## Stated task
Copy out the entries in full and with complete accuracy; pictures are excluded.

== The records ==

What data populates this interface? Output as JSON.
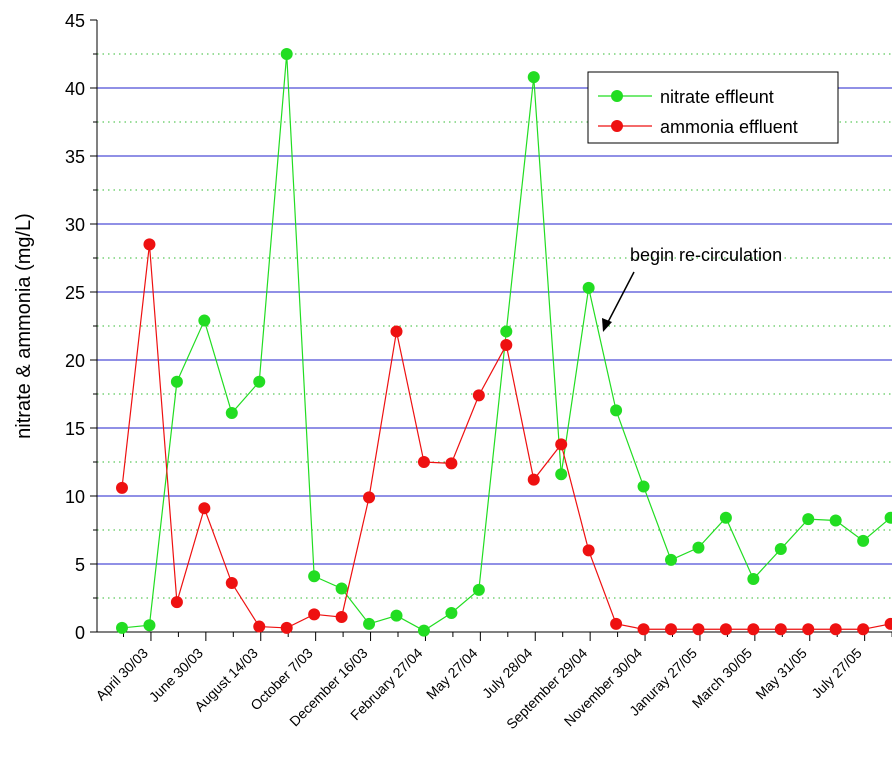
{
  "chart_data": {
    "type": "line",
    "y_label": "nitrate & ammonia (mg/L)",
    "annotation": "begin re-circulation",
    "categories": [
      null,
      "April 30/03",
      null,
      "June 30/03",
      null,
      "August 14/03",
      null,
      "October 7/03",
      null,
      "December 16/03",
      null,
      "February 27/04",
      null,
      "May 27/04",
      null,
      "July 28/04",
      null,
      "September 29/04",
      null,
      "November 30/04",
      null,
      "Januray 27/05",
      null,
      "March 30/05",
      null,
      "May 31/05",
      null,
      "July 27/05",
      null
    ],
    "series": [
      {
        "name": "nitrate effleunt",
        "color": "#22dd22",
        "values": [
          0.3,
          0.5,
          18.4,
          22.9,
          16.1,
          18.4,
          42.5,
          4.1,
          3.2,
          0.6,
          1.2,
          0.1,
          1.4,
          3.1,
          22.1,
          40.8,
          11.6,
          25.3,
          16.3,
          10.7,
          5.3,
          6.2,
          8.4,
          3.9,
          6.1,
          8.3,
          8.2,
          6.7,
          8.4
        ]
      },
      {
        "name": "ammonia effluent",
        "color": "#ee1111",
        "values": [
          10.6,
          28.5,
          2.2,
          9.1,
          3.6,
          0.4,
          0.3,
          1.3,
          1.1,
          9.9,
          22.1,
          12.5,
          12.4,
          17.4,
          21.1,
          11.2,
          13.8,
          6.0,
          0.6,
          0.2,
          0.2,
          0.2,
          0.2,
          0.2,
          0.2,
          0.2,
          0.2,
          0.2,
          0.6
        ]
      }
    ],
    "ylim": [
      0,
      45
    ],
    "yticks": [
      0,
      5,
      10,
      15,
      20,
      25,
      30,
      35,
      40,
      45
    ],
    "minor_grid": [
      2.5,
      7.5,
      12.5,
      17.5,
      22.5,
      27.5,
      32.5,
      37.5,
      42.5
    ],
    "grid": true
  }
}
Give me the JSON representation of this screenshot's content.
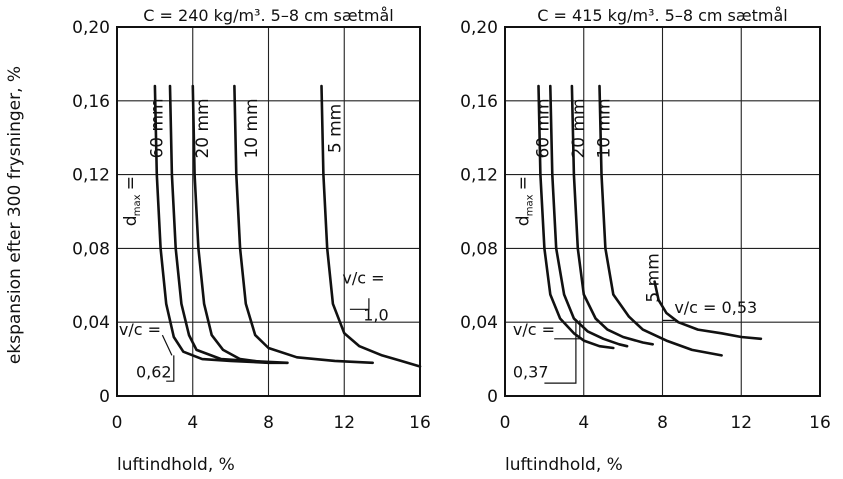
{
  "shared": {
    "ylabel": "ekspansion efter 300 frysninger, %",
    "xlabel": "luftindhold, %"
  },
  "chart_data": [
    {
      "type": "line",
      "title": "C = 240 kg/m³. 5–8 cm sætmål",
      "xlabel": "luftindhold, %",
      "ylabel": "ekspansion efter 300 frysninger, %",
      "xlim": [
        0,
        16
      ],
      "ylim": [
        0,
        0.2
      ],
      "x_ticks": [
        "0",
        "4",
        "8",
        "12",
        "16"
      ],
      "y_ticks": [
        "0",
        "0,04",
        "0,08",
        "0,12",
        "0,16",
        "0,20"
      ],
      "grid": true,
      "series": [
        {
          "name": "dmax = 60 mm",
          "x": [
            2.0,
            2.1,
            2.3,
            2.6,
            3.0,
            3.5,
            4.5,
            6.0,
            8.0
          ],
          "y": [
            0.168,
            0.12,
            0.08,
            0.05,
            0.032,
            0.024,
            0.02,
            0.019,
            0.018
          ]
        },
        {
          "name": "",
          "x": [
            2.8,
            2.9,
            3.1,
            3.4,
            3.8,
            4.2,
            5.5,
            7.0,
            9.0
          ],
          "y": [
            0.168,
            0.12,
            0.08,
            0.05,
            0.033,
            0.025,
            0.02,
            0.019,
            0.018
          ]
        },
        {
          "name": "20 mm",
          "x": [
            4.0,
            4.1,
            4.3,
            4.6,
            5.0,
            5.6,
            6.5,
            8.0,
            9.0
          ],
          "y": [
            0.168,
            0.12,
            0.08,
            0.05,
            0.033,
            0.025,
            0.02,
            0.018,
            0.018
          ]
        },
        {
          "name": "10 mm",
          "x": [
            6.2,
            6.3,
            6.5,
            6.8,
            7.3,
            8.0,
            9.5,
            11.5,
            13.5
          ],
          "y": [
            0.168,
            0.12,
            0.08,
            0.05,
            0.033,
            0.026,
            0.021,
            0.019,
            0.018
          ]
        },
        {
          "name": "5 mm",
          "x": [
            10.8,
            10.9,
            11.1,
            11.4,
            12.0,
            12.8,
            14.0,
            15.0,
            16.0
          ],
          "y": [
            0.168,
            0.12,
            0.08,
            0.05,
            0.034,
            0.027,
            0.022,
            0.019,
            0.016
          ]
        }
      ],
      "annotations": [
        "v/c =",
        "0,62",
        "v/c =",
        "1,0"
      ]
    },
    {
      "type": "line",
      "title": "C = 415 kg/m³. 5–8 cm sætmål",
      "xlabel": "luftindhold, %",
      "xlim": [
        0,
        16
      ],
      "ylim": [
        0,
        0.2
      ],
      "x_ticks": [
        "0",
        "4",
        "8",
        "12",
        "16"
      ],
      "y_ticks": [
        "0",
        "0,04",
        "0,08",
        "0,12",
        "0,16",
        "0,20"
      ],
      "grid": true,
      "series": [
        {
          "name": "dmax = 60 mm",
          "x": [
            1.7,
            1.8,
            2.0,
            2.3,
            2.8,
            3.5,
            4.0,
            4.8,
            5.5
          ],
          "y": [
            0.168,
            0.12,
            0.08,
            0.055,
            0.042,
            0.034,
            0.03,
            0.027,
            0.026
          ]
        },
        {
          "name": "",
          "x": [
            2.3,
            2.4,
            2.6,
            3.0,
            3.5,
            4.2,
            5.0,
            5.8,
            6.2
          ],
          "y": [
            0.168,
            0.12,
            0.08,
            0.055,
            0.042,
            0.035,
            0.031,
            0.028,
            0.027
          ]
        },
        {
          "name": "20 mm",
          "x": [
            3.4,
            3.5,
            3.7,
            4.0,
            4.6,
            5.2,
            6.0,
            7.0,
            7.5
          ],
          "y": [
            0.168,
            0.12,
            0.08,
            0.055,
            0.042,
            0.036,
            0.032,
            0.029,
            0.028
          ]
        },
        {
          "name": "10 mm",
          "x": [
            4.8,
            4.9,
            5.1,
            5.5,
            6.3,
            7.0,
            8.2,
            9.5,
            11.0
          ],
          "y": [
            0.168,
            0.12,
            0.08,
            0.055,
            0.043,
            0.036,
            0.03,
            0.025,
            0.022
          ]
        },
        {
          "name": "5 mm",
          "x": [
            7.6,
            7.8,
            8.2,
            8.8,
            9.8,
            11.0,
            12.0,
            13.0
          ],
          "y": [
            0.062,
            0.052,
            0.045,
            0.04,
            0.036,
            0.034,
            0.032,
            0.031
          ]
        }
      ],
      "annotations": [
        "v/c =",
        "0,37",
        "v/c = 0,53"
      ]
    }
  ],
  "panel_labels": [
    {
      "series_labels": [
        "60 mm",
        "20 mm",
        "10 mm",
        "5 mm"
      ],
      "dmax_main": "d",
      "dmax_sub": "max",
      "dmax_eq": "="
    },
    {
      "series_labels": [
        "60 mm",
        "20 mm",
        "10 mm",
        "5 mm"
      ],
      "dmax_main": "d",
      "dmax_sub": "max",
      "dmax_eq": "="
    }
  ]
}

===

## Final result
What data populates this interface? Output as JSON.
{
  "chart_data": {
    "type": "line",
    "y_label": "nitrate & ammonia (mg/L)",
    "annotation": "begin re-circulation",
    "categories": [
      null,
      "April 30/03",
      null,
      "June 30/03",
      null,
      "August 14/03",
      null,
      "October 7/03",
      null,
      "December 16/03",
      null,
      "February 27/04",
      null,
      "May 27/04",
      null,
      "July 28/04",
      null,
      "September 29/04",
      null,
      "November 30/04",
      null,
      "Januray 27/05",
      null,
      "March 30/05",
      null,
      "May 31/05",
      null,
      "July 27/05",
      null
    ],
    "series": [
      {
        "name": "nitrate effleunt",
        "color": "#22dd22",
        "values": [
          0.3,
          0.5,
          18.4,
          22.9,
          16.1,
          18.4,
          42.5,
          4.1,
          3.2,
          0.6,
          1.2,
          0.1,
          1.4,
          3.1,
          22.1,
          40.8,
          11.6,
          25.3,
          16.3,
          10.7,
          5.3,
          6.2,
          8.4,
          3.9,
          6.1,
          8.3,
          8.2,
          6.7,
          8.4
        ]
      },
      {
        "name": "ammonia effluent",
        "color": "#ee1111",
        "values": [
          10.6,
          28.5,
          2.2,
          9.1,
          3.6,
          0.4,
          0.3,
          1.3,
          1.1,
          9.9,
          22.1,
          12.5,
          12.4,
          17.4,
          21.1,
          11.2,
          13.8,
          6.0,
          0.6,
          0.2,
          0.2,
          0.2,
          0.2,
          0.2,
          0.2,
          0.2,
          0.2,
          0.2,
          0.6
        ]
      }
    ],
    "ylim": [
      0,
      45
    ],
    "yticks": [
      0,
      5,
      10,
      15,
      20,
      25,
      30,
      35,
      40,
      45
    ],
    "minor_grid": [
      2.5,
      7.5,
      12.5,
      17.5,
      22.5,
      27.5,
      32.5,
      37.5,
      42.5
    ],
    "grid": true
  }
}
Give me the JSON representation of this screenshot's content.
{
  "shared": {
    "ylabel": "ekspansion efter 300 frysninger, %",
    "xlabel": "luftindhold, %"
  },
  "chart_data": [
    {
      "type": "line",
      "title": "C = 240 kg/m³. 5–8 cm sætmål",
      "xlabel": "luftindhold, %",
      "ylabel": "ekspansion efter 300 frysninger, %",
      "xlim": [
        0,
        16
      ],
      "ylim": [
        0,
        0.2
      ],
      "x_ticks": [
        "0",
        "4",
        "8",
        "12",
        "16"
      ],
      "y_ticks": [
        "0",
        "0,04",
        "0,08",
        "0,12",
        "0,16",
        "0,20"
      ],
      "grid": true,
      "series": [
        {
          "name": "dmax = 60 mm",
          "x": [
            2.0,
            2.1,
            2.3,
            2.6,
            3.0,
            3.5,
            4.5,
            6.0,
            8.0
          ],
          "y": [
            0.168,
            0.12,
            0.08,
            0.05,
            0.032,
            0.024,
            0.02,
            0.019,
            0.018
          ]
        },
        {
          "name": "",
          "x": [
            2.8,
            2.9,
            3.1,
            3.4,
            3.8,
            4.2,
            5.5,
            7.0,
            9.0
          ],
          "y": [
            0.168,
            0.12,
            0.08,
            0.05,
            0.033,
            0.025,
            0.02,
            0.019,
            0.018
          ]
        },
        {
          "name": "20 mm",
          "x": [
            4.0,
            4.1,
            4.3,
            4.6,
            5.0,
            5.6,
            6.5,
            8.0,
            9.0
          ],
          "y": [
            0.168,
            0.12,
            0.08,
            0.05,
            0.033,
            0.025,
            0.02,
            0.018,
            0.018
          ]
        },
        {
          "name": "10 mm",
          "x": [
            6.2,
            6.3,
            6.5,
            6.8,
            7.3,
            8.0,
            9.5,
            11.5,
            13.5
          ],
          "y": [
            0.168,
            0.12,
            0.08,
            0.05,
            0.033,
            0.026,
            0.021,
            0.019,
            0.018
          ]
        },
        {
          "name": "5 mm",
          "x": [
            10.8,
            10.9,
            11.1,
            11.4,
            12.0,
            12.8,
            14.0,
            15.0,
            16.0
          ],
          "y": [
            0.168,
            0.12,
            0.08,
            0.05,
            0.034,
            0.027,
            0.022,
            0.019,
            0.016
          ]
        }
      ],
      "annotations": [
        "v/c =",
        "0,62",
        "v/c =",
        "1,0"
      ]
    },
    {
      "type": "line",
      "title": "C = 415 kg/m³. 5–8 cm sætmål",
      "xlabel": "luftindhold, %",
      "xlim": [
        0,
        16
      ],
      "ylim": [
        0,
        0.2
      ],
      "x_ticks": [
        "0",
        "4",
        "8",
        "12",
        "16"
      ],
      "y_ticks": [
        "0",
        "0,04",
        "0,08",
        "0,12",
        "0,16",
        "0,20"
      ],
      "grid": true,
      "series": [
        {
          "name": "dmax = 60 mm",
          "x": [
            1.7,
            1.8,
            2.0,
            2.3,
            2.8,
            3.5,
            4.0,
            4.8,
            5.5
          ],
          "y": [
            0.168,
            0.12,
            0.08,
            0.055,
            0.042,
            0.034,
            0.03,
            0.027,
            0.026
          ]
        },
        {
          "name": "",
          "x": [
            2.3,
            2.4,
            2.6,
            3.0,
            3.5,
            4.2,
            5.0,
            5.8,
            6.2
          ],
          "y": [
            0.168,
            0.12,
            0.08,
            0.055,
            0.042,
            0.035,
            0.031,
            0.028,
            0.027
          ]
        },
        {
          "name": "20 mm",
          "x": [
            3.4,
            3.5,
            3.7,
            4.0,
            4.6,
            5.2,
            6.0,
            7.0,
            7.5
          ],
          "y": [
            0.168,
            0.12,
            0.08,
            0.055,
            0.042,
            0.036,
            0.032,
            0.029,
            0.028
          ]
        },
        {
          "name": "10 mm",
          "x": [
            4.8,
            4.9,
            5.1,
            5.5,
            6.3,
            7.0,
            8.2,
            9.5,
            11.0
          ],
          "y": [
            0.168,
            0.12,
            0.08,
            0.055,
            0.043,
            0.036,
            0.03,
            0.025,
            0.022
          ]
        },
        {
          "name": "5 mm",
          "x": [
            7.6,
            7.8,
            8.2,
            8.8,
            9.8,
            11.0,
            12.0,
            13.0
          ],
          "y": [
            0.062,
            0.052,
            0.045,
            0.04,
            0.036,
            0.034,
            0.032,
            0.031
          ]
        }
      ],
      "annotations": [
        "v/c =",
        "0,37",
        "v/c = 0,53"
      ]
    }
  ],
  "panel_labels": [
    {
      "series_labels": [
        "60 mm",
        "20 mm",
        "10 mm",
        "5 mm"
      ],
      "dmax_main": "d",
      "dmax_sub": "max",
      "dmax_eq": "="
    },
    {
      "series_labels": [
        "60 mm",
        "20 mm",
        "10 mm",
        "5 mm"
      ],
      "dmax_main": "d",
      "dmax_sub": "max",
      "dmax_eq": "="
    }
  ]
}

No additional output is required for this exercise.